● **Exercise details**
Each line of the data that includes the string "Treatment" is to be copied out.

● **Record extracts**

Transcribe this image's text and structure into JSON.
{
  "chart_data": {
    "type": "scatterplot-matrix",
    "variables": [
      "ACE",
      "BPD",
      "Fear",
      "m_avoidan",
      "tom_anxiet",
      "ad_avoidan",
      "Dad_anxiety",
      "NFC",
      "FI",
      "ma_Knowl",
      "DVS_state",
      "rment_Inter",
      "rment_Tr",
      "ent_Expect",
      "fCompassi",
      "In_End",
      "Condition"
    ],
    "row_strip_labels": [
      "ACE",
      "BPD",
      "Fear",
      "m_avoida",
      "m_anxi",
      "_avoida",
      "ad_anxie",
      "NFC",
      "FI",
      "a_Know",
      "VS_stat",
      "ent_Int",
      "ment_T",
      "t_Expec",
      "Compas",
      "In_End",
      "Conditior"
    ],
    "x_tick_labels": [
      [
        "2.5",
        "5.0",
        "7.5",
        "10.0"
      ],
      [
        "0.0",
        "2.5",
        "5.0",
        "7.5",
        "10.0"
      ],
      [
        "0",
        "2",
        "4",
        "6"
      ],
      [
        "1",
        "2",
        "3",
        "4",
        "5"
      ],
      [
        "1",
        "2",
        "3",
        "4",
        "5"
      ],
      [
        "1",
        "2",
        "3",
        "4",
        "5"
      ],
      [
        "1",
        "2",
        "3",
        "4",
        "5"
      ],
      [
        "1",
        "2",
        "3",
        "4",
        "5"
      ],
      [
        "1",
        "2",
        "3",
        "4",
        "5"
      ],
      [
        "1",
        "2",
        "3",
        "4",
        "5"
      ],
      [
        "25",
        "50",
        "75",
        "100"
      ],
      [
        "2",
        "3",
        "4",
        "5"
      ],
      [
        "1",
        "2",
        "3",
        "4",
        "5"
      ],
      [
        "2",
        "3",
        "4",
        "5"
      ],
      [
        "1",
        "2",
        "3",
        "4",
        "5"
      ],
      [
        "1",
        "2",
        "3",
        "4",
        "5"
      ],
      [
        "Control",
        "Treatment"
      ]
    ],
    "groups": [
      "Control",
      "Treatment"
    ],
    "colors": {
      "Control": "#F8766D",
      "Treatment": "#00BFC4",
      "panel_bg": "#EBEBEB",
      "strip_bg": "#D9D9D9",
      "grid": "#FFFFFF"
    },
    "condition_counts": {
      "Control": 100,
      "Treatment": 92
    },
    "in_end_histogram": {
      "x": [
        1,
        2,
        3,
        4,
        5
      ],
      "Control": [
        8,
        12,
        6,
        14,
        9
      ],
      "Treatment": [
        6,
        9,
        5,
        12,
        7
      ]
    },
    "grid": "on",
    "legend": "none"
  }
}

● **Answer below**
        "Treatment"
      "Treatment"
      "Treatment": "#00BFC4",
      "Treatment": 92
      "Treatment": [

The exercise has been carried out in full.